• The exercise: Reply with one number: the count of lines in the records below that hold "后勤保障组".

********************

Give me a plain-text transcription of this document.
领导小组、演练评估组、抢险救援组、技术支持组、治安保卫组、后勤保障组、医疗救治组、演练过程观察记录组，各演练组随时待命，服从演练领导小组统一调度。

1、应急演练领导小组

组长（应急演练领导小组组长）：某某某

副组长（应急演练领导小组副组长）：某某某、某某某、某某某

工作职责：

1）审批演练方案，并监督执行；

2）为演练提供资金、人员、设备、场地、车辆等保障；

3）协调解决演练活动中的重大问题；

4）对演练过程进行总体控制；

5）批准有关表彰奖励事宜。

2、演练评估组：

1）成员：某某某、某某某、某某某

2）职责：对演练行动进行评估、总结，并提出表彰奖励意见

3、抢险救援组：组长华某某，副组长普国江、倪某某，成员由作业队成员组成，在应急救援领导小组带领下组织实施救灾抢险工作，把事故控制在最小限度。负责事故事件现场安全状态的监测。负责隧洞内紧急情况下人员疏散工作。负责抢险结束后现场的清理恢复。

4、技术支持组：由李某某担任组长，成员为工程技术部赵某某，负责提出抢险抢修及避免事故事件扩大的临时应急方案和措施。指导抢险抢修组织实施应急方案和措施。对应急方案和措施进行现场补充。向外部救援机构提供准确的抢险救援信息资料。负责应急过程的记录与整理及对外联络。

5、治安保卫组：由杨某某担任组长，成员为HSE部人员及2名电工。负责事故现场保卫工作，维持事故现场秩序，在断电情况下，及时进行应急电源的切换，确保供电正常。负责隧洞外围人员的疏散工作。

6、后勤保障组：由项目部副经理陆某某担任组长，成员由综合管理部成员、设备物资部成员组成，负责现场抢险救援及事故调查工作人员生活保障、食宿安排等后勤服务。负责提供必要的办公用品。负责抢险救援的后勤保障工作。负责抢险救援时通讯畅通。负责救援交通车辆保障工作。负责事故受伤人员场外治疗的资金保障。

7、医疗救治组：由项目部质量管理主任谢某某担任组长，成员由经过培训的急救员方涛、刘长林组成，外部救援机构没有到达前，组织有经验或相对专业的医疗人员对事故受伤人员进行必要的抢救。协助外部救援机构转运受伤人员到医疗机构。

********************

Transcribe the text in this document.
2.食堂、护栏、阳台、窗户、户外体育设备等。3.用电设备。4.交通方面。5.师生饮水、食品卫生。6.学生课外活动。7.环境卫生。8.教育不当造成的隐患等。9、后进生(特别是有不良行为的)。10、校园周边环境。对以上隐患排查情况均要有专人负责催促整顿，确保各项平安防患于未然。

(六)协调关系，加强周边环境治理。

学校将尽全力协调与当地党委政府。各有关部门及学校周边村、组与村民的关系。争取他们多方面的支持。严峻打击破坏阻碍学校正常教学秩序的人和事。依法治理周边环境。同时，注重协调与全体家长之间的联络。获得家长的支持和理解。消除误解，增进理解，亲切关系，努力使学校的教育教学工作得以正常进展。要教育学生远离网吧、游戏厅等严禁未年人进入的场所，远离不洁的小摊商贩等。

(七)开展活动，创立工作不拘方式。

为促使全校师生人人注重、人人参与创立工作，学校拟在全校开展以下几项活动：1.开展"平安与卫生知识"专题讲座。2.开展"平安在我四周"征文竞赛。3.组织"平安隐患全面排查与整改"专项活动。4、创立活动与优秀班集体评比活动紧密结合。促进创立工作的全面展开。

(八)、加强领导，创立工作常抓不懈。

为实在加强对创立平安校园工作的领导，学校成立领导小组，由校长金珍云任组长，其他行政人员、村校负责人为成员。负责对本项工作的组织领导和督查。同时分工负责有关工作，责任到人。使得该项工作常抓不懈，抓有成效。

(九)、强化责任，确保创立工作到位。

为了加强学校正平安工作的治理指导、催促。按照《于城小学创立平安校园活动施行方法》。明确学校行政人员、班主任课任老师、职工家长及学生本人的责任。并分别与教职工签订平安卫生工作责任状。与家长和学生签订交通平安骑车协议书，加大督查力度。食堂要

********************

• Answer below: 2